*Exercise description*
Pictures within the data are to be left out; everything else must be reproduced exactly.

*Information shown*
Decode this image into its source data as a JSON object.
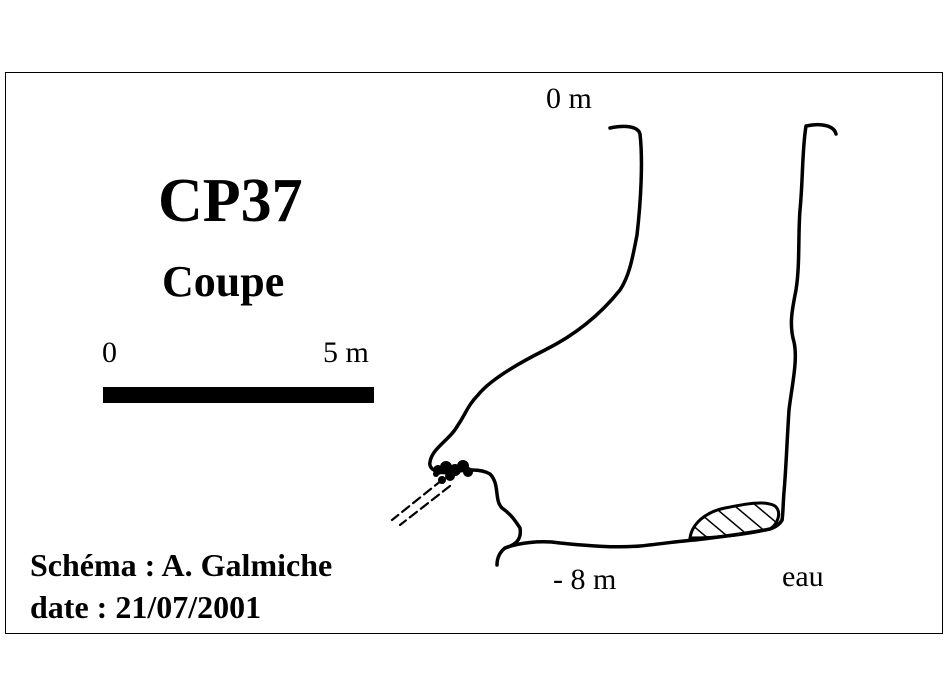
{
  "diagram": {
    "title": "CP37",
    "subtitle": "Coupe",
    "scale": {
      "start_label": "0",
      "end_label": "5 m"
    },
    "depth_labels": {
      "top": "0 m",
      "bottom": "- 8  m"
    },
    "water_label": "eau",
    "credits": {
      "author": "Schéma : A. Galmiche",
      "date": "date : 21/07/2001"
    },
    "line_color": "#000000",
    "background": "#ffffff"
  }
}
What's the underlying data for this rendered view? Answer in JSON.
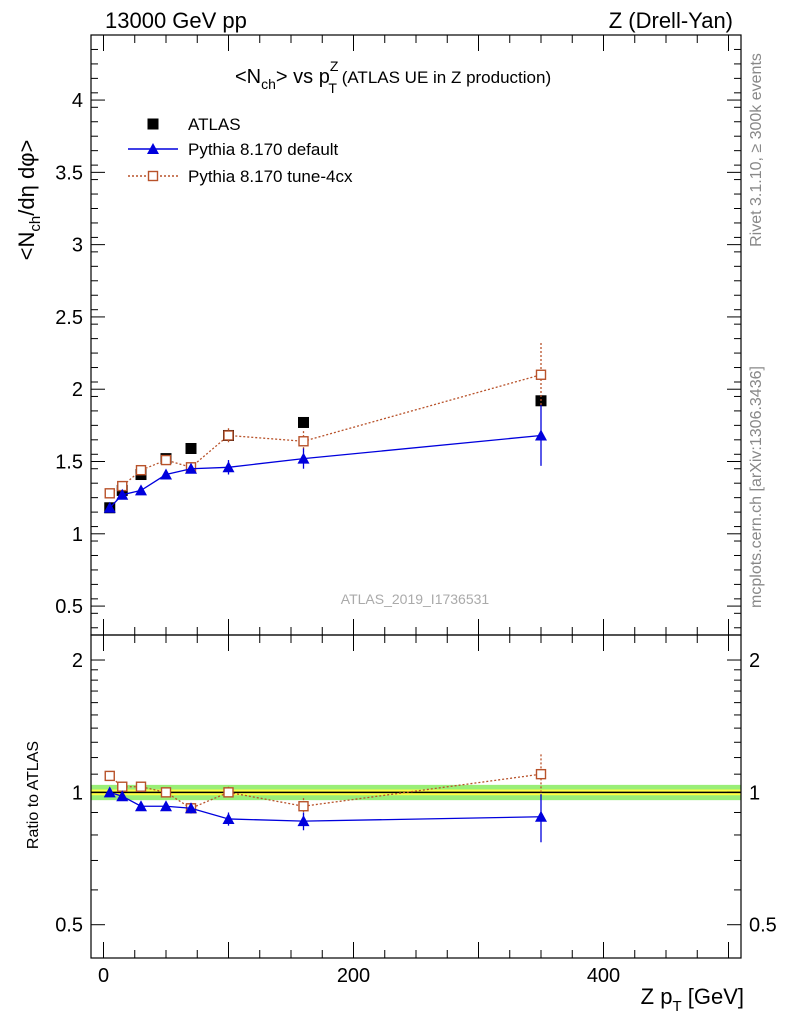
{
  "header": {
    "left": "13000 GeV pp",
    "right": "Z (Drell-Yan)"
  },
  "side_text": {
    "top": "Rivet 3.1.10, ≥ 300k events",
    "bottom": "mcplots.cern.ch [arXiv:1306.3436]"
  },
  "colors": {
    "data": "#000000",
    "default": "#0000dd",
    "tune": "#b8522a",
    "band_inner": "#ffff44",
    "band_outer": "#99ee77"
  },
  "chart_data": [
    {
      "type": "scatter",
      "panel": "main",
      "title_parts": {
        "pre": "<N",
        "sub1": "ch",
        "mid": "> vs p",
        "sup": "Z",
        "sub2": "T",
        "post": " (ATLAS UE in Z production)"
      },
      "ylabel_parts": {
        "pre": "<N",
        "sub": "ch",
        "post": "/dη dφ>"
      },
      "watermark": "ATLAS_2019_I1736531",
      "xlim": [
        -10,
        510
      ],
      "ylim": [
        0.3,
        4.45
      ],
      "yticks": [
        0.5,
        1,
        1.5,
        2,
        2.5,
        3,
        3.5,
        4
      ],
      "ytick_labels": [
        "0.5",
        "1",
        "1.5",
        "2",
        "2.5",
        "3",
        "3.5",
        "4"
      ],
      "legend_position": "top-left",
      "series": [
        {
          "name": "ATLAS",
          "marker": "square-filled",
          "x": [
            5,
            15,
            30,
            50,
            70,
            100,
            160,
            350
          ],
          "y": [
            1.18,
            1.3,
            1.41,
            1.52,
            1.59,
            1.68,
            1.77,
            1.92
          ],
          "yerr": [
            0,
            0,
            0,
            0,
            0,
            0,
            0,
            0
          ]
        },
        {
          "name": "Pythia 8.170 default",
          "marker": "triangle-filled",
          "line": "solid",
          "x": [
            5,
            15,
            30,
            50,
            70,
            100,
            160,
            350
          ],
          "y": [
            1.18,
            1.27,
            1.3,
            1.41,
            1.45,
            1.46,
            1.52,
            1.68
          ],
          "yerr": [
            0.02,
            0.02,
            0.02,
            0.02,
            0.03,
            0.05,
            0.07,
            0.21
          ]
        },
        {
          "name": "Pythia 8.170 tune-4cx",
          "marker": "square-open",
          "line": "dotted",
          "x": [
            5,
            15,
            30,
            50,
            70,
            100,
            160,
            350
          ],
          "y": [
            1.28,
            1.33,
            1.44,
            1.51,
            1.46,
            1.68,
            1.64,
            2.1
          ],
          "yerr": [
            0.02,
            0.02,
            0.02,
            0.02,
            0.03,
            0.05,
            0.07,
            0.22
          ]
        }
      ]
    },
    {
      "type": "scatter",
      "panel": "ratio",
      "ylabel": "Ratio to ATLAS",
      "xlabel_parts": {
        "pre": "Z p",
        "sub": "T",
        "post": " [GeV]"
      },
      "xlim": [
        -10,
        510
      ],
      "ylim": [
        0.42,
        2.28
      ],
      "log_y": true,
      "xticks": [
        0,
        200,
        400
      ],
      "xtick_labels": [
        "0",
        "200",
        "400"
      ],
      "yticks": [
        0.5,
        1,
        2
      ],
      "ytick_labels": [
        "0.5",
        "1",
        "2"
      ],
      "reference_band": {
        "inner": [
          0.985,
          1.015
        ],
        "outer": [
          0.96,
          1.04
        ]
      },
      "series": [
        {
          "name": "Pythia 8.170 default",
          "x": [
            5,
            15,
            30,
            50,
            70,
            100,
            160,
            350
          ],
          "y": [
            1.0,
            0.98,
            0.93,
            0.93,
            0.92,
            0.87,
            0.86,
            0.88
          ],
          "yerr": [
            0.02,
            0.02,
            0.02,
            0.02,
            0.025,
            0.03,
            0.04,
            0.11
          ]
        },
        {
          "name": "Pythia 8.170 tune-4cx",
          "x": [
            5,
            15,
            30,
            50,
            70,
            100,
            160,
            350
          ],
          "y": [
            1.09,
            1.03,
            1.03,
            1.0,
            0.92,
            1.0,
            0.93,
            1.1
          ],
          "yerr": [
            0.02,
            0.02,
            0.02,
            0.02,
            0.025,
            0.03,
            0.04,
            0.12
          ]
        }
      ]
    }
  ]
}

*Solution below*
Decode this image into its source data as a JSON object.
{
  "diagram": {
    "title": "CP37",
    "subtitle": "Coupe",
    "scale": {
      "start_label": "0",
      "end_label": "5 m"
    },
    "depth_labels": {
      "top": "0 m",
      "bottom": "- 8  m"
    },
    "water_label": "eau",
    "credits": {
      "author": "Schéma : A. Galmiche",
      "date": "date : 21/07/2001"
    },
    "line_color": "#000000",
    "background": "#ffffff"
  }
}
What's the underlying data for this rendered view? Answer in JSON.
{
  "header": {
    "left": "13000 GeV pp",
    "right": "Z (Drell-Yan)"
  },
  "side_text": {
    "top": "Rivet 3.1.10, ≥ 300k events",
    "bottom": "mcplots.cern.ch [arXiv:1306.3436]"
  },
  "colors": {
    "data": "#000000",
    "default": "#0000dd",
    "tune": "#b8522a",
    "band_inner": "#ffff44",
    "band_outer": "#99ee77"
  },
  "chart_data": [
    {
      "type": "scatter",
      "panel": "main",
      "title_parts": {
        "pre": "<N",
        "sub1": "ch",
        "mid": "> vs p",
        "sup": "Z",
        "sub2": "T",
        "post": " (ATLAS UE in Z production)"
      },
      "ylabel_parts": {
        "pre": "<N",
        "sub": "ch",
        "post": "/dη dφ>"
      },
      "watermark": "ATLAS_2019_I1736531",
      "xlim": [
        -10,
        510
      ],
      "ylim": [
        0.3,
        4.45
      ],
      "yticks": [
        0.5,
        1,
        1.5,
        2,
        2.5,
        3,
        3.5,
        4
      ],
      "ytick_labels": [
        "0.5",
        "1",
        "1.5",
        "2",
        "2.5",
        "3",
        "3.5",
        "4"
      ],
      "legend_position": "top-left",
      "series": [
        {
          "name": "ATLAS",
          "marker": "square-filled",
          "x": [
            5,
            15,
            30,
            50,
            70,
            100,
            160,
            350
          ],
          "y": [
            1.18,
            1.3,
            1.41,
            1.52,
            1.59,
            1.68,
            1.77,
            1.92
          ],
          "yerr": [
            0,
            0,
            0,
            0,
            0,
            0,
            0,
            0
          ]
        },
        {
          "name": "Pythia 8.170 default",
          "marker": "triangle-filled",
          "line": "solid",
          "x": [
            5,
            15,
            30,
            50,
            70,
            100,
            160,
            350
          ],
          "y": [
            1.18,
            1.27,
            1.3,
            1.41,
            1.45,
            1.46,
            1.52,
            1.68
          ],
          "yerr": [
            0.02,
            0.02,
            0.02,
            0.02,
            0.03,
            0.05,
            0.07,
            0.21
          ]
        },
        {
          "name": "Pythia 8.170 tune-4cx",
          "marker": "square-open",
          "line": "dotted",
          "x": [
            5,
            15,
            30,
            50,
            70,
            100,
            160,
            350
          ],
          "y": [
            1.28,
            1.33,
            1.44,
            1.51,
            1.46,
            1.68,
            1.64,
            2.1
          ],
          "yerr": [
            0.02,
            0.02,
            0.02,
            0.02,
            0.03,
            0.05,
            0.07,
            0.22
          ]
        }
      ]
    },
    {
      "type": "scatter",
      "panel": "ratio",
      "ylabel": "Ratio to ATLAS",
      "xlabel_parts": {
        "pre": "Z p",
        "sub": "T",
        "post": " [GeV]"
      },
      "xlim": [
        -10,
        510
      ],
      "ylim": [
        0.42,
        2.28
      ],
      "log_y": true,
      "xticks": [
        0,
        200,
        400
      ],
      "xtick_labels": [
        "0",
        "200",
        "400"
      ],
      "yticks": [
        0.5,
        1,
        2
      ],
      "ytick_labels": [
        "0.5",
        "1",
        "2"
      ],
      "reference_band": {
        "inner": [
          0.985,
          1.015
        ],
        "outer": [
          0.96,
          1.04
        ]
      },
      "series": [
        {
          "name": "Pythia 8.170 default",
          "x": [
            5,
            15,
            30,
            50,
            70,
            100,
            160,
            350
          ],
          "y": [
            1.0,
            0.98,
            0.93,
            0.93,
            0.92,
            0.87,
            0.86,
            0.88
          ],
          "yerr": [
            0.02,
            0.02,
            0.02,
            0.02,
            0.025,
            0.03,
            0.04,
            0.11
          ]
        },
        {
          "name": "Pythia 8.170 tune-4cx",
          "x": [
            5,
            15,
            30,
            50,
            70,
            100,
            160,
            350
          ],
          "y": [
            1.09,
            1.03,
            1.03,
            1.0,
            0.92,
            1.0,
            0.93,
            1.1
          ],
          "yerr": [
            0.02,
            0.02,
            0.02,
            0.02,
            0.025,
            0.03,
            0.04,
            0.12
          ]
        }
      ]
    }
  ]
}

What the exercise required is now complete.